• **What you are asked to do**
Copy the lines between the line holding "List all visible" and the line holding "Itemize the components", inclusive, and leave the pictures out of your answer.
— BEGIN Task data —
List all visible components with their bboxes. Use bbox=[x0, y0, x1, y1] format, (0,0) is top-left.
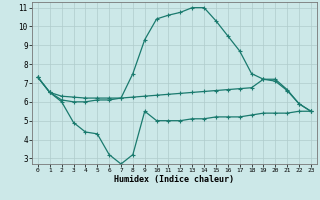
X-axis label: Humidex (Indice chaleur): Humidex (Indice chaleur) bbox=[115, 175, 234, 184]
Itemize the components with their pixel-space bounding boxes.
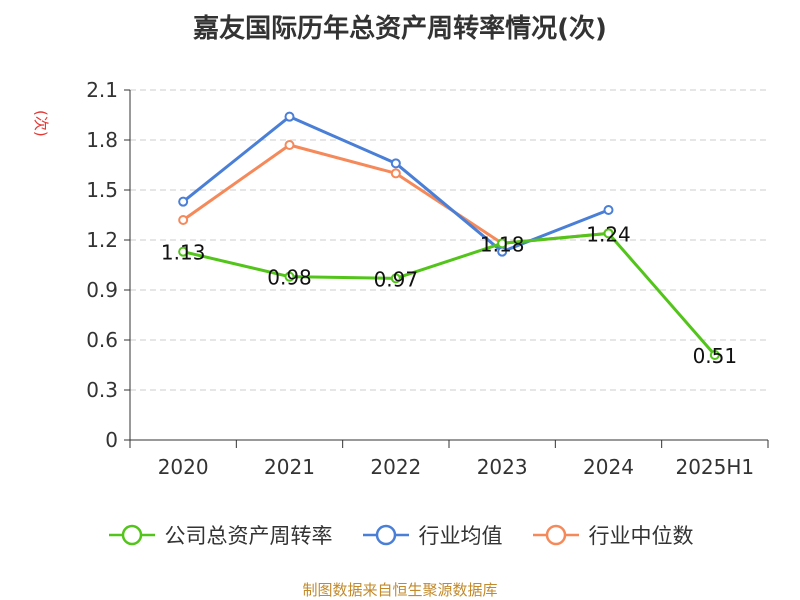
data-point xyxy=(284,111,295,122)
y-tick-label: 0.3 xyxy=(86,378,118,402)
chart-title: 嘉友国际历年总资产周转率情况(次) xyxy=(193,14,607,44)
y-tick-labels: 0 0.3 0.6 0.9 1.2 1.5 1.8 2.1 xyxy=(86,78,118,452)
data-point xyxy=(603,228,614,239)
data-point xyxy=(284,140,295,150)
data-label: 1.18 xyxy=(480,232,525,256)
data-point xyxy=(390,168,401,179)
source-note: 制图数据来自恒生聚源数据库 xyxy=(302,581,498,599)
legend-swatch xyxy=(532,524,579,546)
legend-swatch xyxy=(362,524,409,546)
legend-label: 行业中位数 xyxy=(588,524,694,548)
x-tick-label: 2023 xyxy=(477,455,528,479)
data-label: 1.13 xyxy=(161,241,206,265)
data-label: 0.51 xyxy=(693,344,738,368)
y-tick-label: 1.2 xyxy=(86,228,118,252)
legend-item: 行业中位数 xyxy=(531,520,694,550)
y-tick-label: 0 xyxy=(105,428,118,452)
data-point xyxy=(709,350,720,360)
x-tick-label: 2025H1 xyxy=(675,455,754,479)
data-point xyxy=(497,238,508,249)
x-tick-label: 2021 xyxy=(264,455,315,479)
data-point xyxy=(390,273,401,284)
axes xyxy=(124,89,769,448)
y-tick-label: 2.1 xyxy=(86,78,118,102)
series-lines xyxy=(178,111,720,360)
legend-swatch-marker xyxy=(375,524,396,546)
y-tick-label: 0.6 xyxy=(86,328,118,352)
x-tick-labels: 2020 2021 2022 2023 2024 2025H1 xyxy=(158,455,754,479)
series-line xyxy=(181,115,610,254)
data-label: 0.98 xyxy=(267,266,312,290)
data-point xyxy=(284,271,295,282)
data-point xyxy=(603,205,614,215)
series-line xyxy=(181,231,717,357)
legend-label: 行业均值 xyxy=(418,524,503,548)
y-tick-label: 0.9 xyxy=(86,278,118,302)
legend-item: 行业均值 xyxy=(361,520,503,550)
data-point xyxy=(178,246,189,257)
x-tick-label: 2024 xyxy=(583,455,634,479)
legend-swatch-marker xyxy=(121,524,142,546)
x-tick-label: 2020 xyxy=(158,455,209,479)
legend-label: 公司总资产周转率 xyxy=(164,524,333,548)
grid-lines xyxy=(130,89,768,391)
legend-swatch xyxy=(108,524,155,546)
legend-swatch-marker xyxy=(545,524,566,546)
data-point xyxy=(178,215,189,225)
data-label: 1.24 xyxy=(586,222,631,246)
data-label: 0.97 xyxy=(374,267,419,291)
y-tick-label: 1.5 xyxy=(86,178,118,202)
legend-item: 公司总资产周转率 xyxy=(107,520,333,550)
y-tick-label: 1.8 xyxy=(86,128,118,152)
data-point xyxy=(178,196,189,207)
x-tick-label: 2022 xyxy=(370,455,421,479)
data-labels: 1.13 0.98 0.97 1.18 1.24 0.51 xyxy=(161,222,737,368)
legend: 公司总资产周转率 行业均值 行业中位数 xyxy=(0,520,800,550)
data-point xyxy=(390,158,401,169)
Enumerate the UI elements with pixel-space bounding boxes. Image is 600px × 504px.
— END Task data —
— BEGIN Task data —
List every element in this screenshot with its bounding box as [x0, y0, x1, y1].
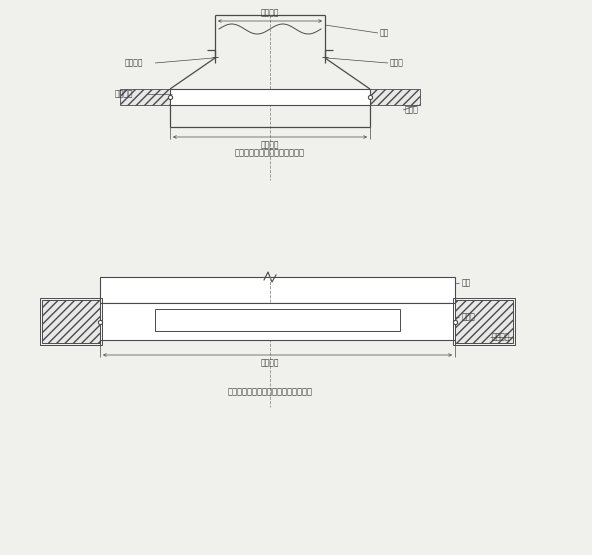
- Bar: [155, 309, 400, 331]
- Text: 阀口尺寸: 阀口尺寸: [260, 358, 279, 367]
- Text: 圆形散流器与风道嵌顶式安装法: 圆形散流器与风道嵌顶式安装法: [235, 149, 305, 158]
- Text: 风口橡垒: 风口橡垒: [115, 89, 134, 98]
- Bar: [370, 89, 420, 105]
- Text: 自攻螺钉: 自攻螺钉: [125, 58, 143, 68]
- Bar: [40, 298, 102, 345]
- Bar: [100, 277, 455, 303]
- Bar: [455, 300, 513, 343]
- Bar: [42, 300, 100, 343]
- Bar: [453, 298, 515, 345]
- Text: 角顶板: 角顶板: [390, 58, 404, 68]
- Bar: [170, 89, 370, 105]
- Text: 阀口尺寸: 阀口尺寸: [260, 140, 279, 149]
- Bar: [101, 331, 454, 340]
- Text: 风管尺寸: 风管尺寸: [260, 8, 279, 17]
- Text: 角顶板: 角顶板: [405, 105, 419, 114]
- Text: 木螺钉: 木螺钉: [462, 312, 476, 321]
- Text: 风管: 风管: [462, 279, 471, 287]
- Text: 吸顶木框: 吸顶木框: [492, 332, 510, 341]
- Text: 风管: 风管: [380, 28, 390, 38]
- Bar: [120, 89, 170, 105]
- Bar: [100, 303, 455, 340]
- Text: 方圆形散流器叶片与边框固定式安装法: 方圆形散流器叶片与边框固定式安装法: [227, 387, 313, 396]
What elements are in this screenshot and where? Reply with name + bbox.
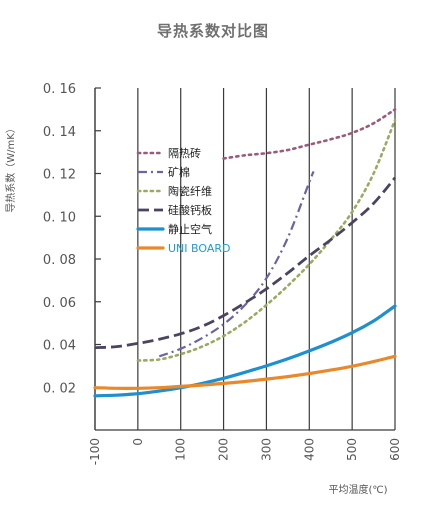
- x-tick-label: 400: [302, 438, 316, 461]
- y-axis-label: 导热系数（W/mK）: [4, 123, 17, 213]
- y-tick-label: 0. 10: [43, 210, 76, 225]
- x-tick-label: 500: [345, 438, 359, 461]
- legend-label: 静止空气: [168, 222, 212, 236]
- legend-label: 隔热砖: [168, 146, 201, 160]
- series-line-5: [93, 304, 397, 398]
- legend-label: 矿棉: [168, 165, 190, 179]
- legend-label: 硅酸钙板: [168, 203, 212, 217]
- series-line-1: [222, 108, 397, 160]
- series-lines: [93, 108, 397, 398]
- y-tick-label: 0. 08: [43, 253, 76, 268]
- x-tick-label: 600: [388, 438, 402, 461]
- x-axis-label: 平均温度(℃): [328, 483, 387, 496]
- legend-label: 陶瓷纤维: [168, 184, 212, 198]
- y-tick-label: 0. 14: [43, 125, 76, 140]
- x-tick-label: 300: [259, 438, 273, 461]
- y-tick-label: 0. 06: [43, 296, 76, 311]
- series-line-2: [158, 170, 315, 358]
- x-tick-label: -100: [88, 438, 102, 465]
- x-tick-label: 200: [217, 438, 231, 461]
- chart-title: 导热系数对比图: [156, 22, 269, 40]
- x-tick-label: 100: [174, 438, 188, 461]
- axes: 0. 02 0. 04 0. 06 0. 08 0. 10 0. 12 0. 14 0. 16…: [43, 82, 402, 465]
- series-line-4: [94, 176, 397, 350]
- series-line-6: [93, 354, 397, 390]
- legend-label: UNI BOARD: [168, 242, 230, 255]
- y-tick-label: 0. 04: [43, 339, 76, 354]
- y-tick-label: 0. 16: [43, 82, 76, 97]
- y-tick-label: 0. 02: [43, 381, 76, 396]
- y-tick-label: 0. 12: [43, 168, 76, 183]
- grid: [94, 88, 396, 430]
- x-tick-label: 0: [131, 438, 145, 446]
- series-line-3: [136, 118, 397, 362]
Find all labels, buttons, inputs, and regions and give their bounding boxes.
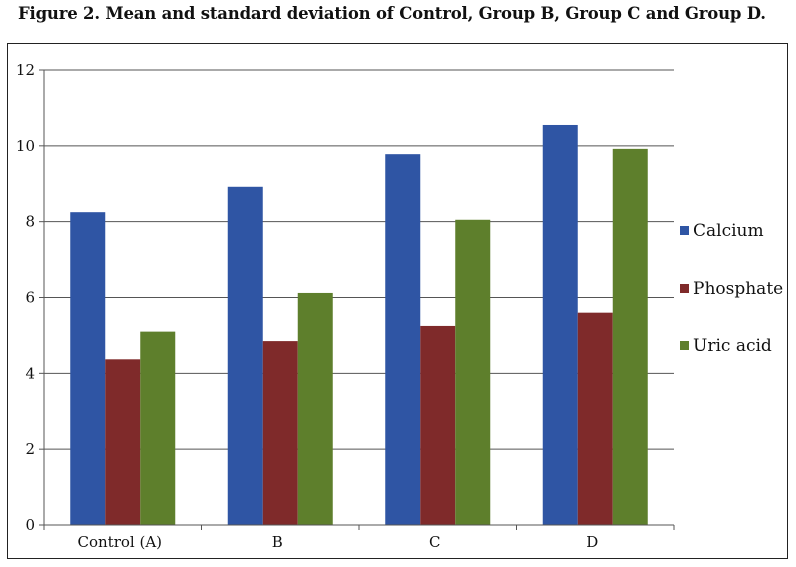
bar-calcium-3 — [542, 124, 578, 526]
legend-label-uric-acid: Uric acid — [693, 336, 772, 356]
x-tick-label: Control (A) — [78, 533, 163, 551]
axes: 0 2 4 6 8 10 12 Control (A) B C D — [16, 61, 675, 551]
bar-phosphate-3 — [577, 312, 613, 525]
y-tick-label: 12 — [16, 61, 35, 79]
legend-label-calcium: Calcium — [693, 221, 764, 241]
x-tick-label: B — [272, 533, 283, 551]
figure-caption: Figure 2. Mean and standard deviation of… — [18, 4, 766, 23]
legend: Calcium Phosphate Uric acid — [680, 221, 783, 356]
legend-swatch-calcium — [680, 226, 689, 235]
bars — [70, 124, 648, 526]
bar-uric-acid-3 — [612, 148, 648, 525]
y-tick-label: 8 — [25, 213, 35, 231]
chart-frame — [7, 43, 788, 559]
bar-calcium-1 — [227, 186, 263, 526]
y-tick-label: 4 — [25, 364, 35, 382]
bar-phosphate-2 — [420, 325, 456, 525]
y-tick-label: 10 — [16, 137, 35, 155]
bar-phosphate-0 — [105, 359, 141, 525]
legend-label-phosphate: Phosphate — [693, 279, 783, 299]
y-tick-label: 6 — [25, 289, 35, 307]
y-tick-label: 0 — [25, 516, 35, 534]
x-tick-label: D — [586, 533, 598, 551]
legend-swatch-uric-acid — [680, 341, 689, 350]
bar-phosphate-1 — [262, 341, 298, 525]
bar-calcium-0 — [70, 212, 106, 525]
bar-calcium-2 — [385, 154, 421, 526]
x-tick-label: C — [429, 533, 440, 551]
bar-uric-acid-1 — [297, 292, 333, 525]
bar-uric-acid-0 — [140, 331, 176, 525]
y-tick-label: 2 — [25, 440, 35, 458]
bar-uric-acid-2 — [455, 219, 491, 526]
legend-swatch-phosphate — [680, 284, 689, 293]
— END Task data —
• **Solution to this task**
List all visible components with their bboxes. Use bbox=[x0, y0, x1, y1] format, (0,0) is top-left.
X-axis label: Humidex (Indice chaleur): Humidex (Indice chaleur) bbox=[115, 175, 234, 184]
Itemize the components with their pixel-space bounding boxes.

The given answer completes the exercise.